-- start of Records for the task --

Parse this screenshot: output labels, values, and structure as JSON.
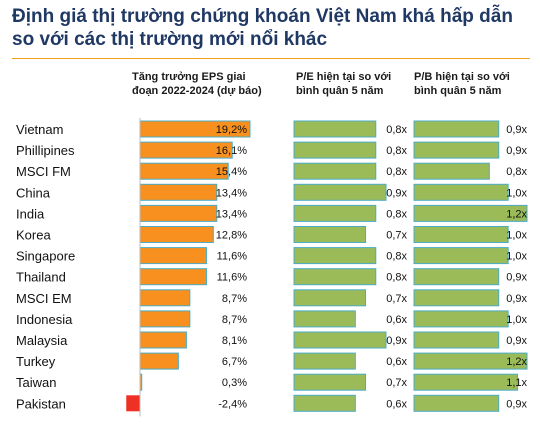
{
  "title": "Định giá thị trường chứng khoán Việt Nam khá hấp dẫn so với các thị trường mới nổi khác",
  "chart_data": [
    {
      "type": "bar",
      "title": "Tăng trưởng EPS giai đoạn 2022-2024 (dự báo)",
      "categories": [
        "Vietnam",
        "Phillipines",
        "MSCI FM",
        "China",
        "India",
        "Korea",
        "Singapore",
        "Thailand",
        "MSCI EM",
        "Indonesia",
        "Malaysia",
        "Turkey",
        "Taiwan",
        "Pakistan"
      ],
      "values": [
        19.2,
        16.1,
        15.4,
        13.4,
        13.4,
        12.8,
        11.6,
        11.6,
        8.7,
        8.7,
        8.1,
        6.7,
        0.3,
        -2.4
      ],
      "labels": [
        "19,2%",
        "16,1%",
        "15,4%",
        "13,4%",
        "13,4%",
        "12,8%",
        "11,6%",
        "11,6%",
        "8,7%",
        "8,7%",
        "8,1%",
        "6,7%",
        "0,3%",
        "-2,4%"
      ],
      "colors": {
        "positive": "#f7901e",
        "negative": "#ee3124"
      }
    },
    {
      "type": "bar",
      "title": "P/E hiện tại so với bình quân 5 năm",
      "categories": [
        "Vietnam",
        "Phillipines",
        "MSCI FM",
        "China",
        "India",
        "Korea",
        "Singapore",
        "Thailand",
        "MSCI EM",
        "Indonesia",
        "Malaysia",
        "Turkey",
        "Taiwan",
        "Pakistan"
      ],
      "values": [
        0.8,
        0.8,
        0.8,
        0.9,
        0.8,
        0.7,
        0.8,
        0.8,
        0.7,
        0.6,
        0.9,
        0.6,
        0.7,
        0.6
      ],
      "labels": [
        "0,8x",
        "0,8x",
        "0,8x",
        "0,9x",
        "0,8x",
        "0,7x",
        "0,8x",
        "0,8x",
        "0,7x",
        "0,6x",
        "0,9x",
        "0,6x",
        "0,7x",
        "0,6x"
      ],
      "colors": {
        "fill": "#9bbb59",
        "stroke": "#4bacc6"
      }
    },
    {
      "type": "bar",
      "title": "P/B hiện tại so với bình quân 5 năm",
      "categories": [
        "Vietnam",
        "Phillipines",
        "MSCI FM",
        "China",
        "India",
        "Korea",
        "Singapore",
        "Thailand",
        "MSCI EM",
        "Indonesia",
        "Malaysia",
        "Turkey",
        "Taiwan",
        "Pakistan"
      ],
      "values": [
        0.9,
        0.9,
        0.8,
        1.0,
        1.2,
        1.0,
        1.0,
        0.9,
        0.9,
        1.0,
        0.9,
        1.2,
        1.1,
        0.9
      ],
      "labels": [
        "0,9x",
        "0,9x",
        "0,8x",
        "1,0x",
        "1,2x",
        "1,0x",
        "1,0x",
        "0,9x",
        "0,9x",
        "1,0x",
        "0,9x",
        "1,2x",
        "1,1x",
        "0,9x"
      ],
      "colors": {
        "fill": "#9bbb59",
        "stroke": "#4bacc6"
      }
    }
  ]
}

-- end of Records for the task --

### Objective
Copy the listing in full and without alteration, omitting every picture.

### Solution for this problem
Parse this screenshot: output labels, values, and structure as JSON.
{
  "title": "Định giá thị trường chứng khoán Việt Nam khá hấp dẫn so với các thị trường mới nổi khác",
  "chart_data": [
    {
      "type": "bar",
      "title": "Tăng trưởng EPS giai đoạn 2022-2024 (dự báo)",
      "categories": [
        "Vietnam",
        "Phillipines",
        "MSCI FM",
        "China",
        "India",
        "Korea",
        "Singapore",
        "Thailand",
        "MSCI EM",
        "Indonesia",
        "Malaysia",
        "Turkey",
        "Taiwan",
        "Pakistan"
      ],
      "values": [
        19.2,
        16.1,
        15.4,
        13.4,
        13.4,
        12.8,
        11.6,
        11.6,
        8.7,
        8.7,
        8.1,
        6.7,
        0.3,
        -2.4
      ],
      "labels": [
        "19,2%",
        "16,1%",
        "15,4%",
        "13,4%",
        "13,4%",
        "12,8%",
        "11,6%",
        "11,6%",
        "8,7%",
        "8,7%",
        "8,1%",
        "6,7%",
        "0,3%",
        "-2,4%"
      ],
      "colors": {
        "positive": "#f7901e",
        "negative": "#ee3124"
      }
    },
    {
      "type": "bar",
      "title": "P/E hiện tại so với bình quân 5 năm",
      "categories": [
        "Vietnam",
        "Phillipines",
        "MSCI FM",
        "China",
        "India",
        "Korea",
        "Singapore",
        "Thailand",
        "MSCI EM",
        "Indonesia",
        "Malaysia",
        "Turkey",
        "Taiwan",
        "Pakistan"
      ],
      "values": [
        0.8,
        0.8,
        0.8,
        0.9,
        0.8,
        0.7,
        0.8,
        0.8,
        0.7,
        0.6,
        0.9,
        0.6,
        0.7,
        0.6
      ],
      "labels": [
        "0,8x",
        "0,8x",
        "0,8x",
        "0,9x",
        "0,8x",
        "0,7x",
        "0,8x",
        "0,8x",
        "0,7x",
        "0,6x",
        "0,9x",
        "0,6x",
        "0,7x",
        "0,6x"
      ],
      "colors": {
        "fill": "#9bbb59",
        "stroke": "#4bacc6"
      }
    },
    {
      "type": "bar",
      "title": "P/B hiện tại so với bình quân 5 năm",
      "categories": [
        "Vietnam",
        "Phillipines",
        "MSCI FM",
        "China",
        "India",
        "Korea",
        "Singapore",
        "Thailand",
        "MSCI EM",
        "Indonesia",
        "Malaysia",
        "Turkey",
        "Taiwan",
        "Pakistan"
      ],
      "values": [
        0.9,
        0.9,
        0.8,
        1.0,
        1.2,
        1.0,
        1.0,
        0.9,
        0.9,
        1.0,
        0.9,
        1.2,
        1.1,
        0.9
      ],
      "labels": [
        "0,9x",
        "0,9x",
        "0,8x",
        "1,0x",
        "1,2x",
        "1,0x",
        "1,0x",
        "0,9x",
        "0,9x",
        "1,0x",
        "0,9x",
        "1,2x",
        "1,1x",
        "0,9x"
      ],
      "colors": {
        "fill": "#9bbb59",
        "stroke": "#4bacc6"
      }
    }
  ]
}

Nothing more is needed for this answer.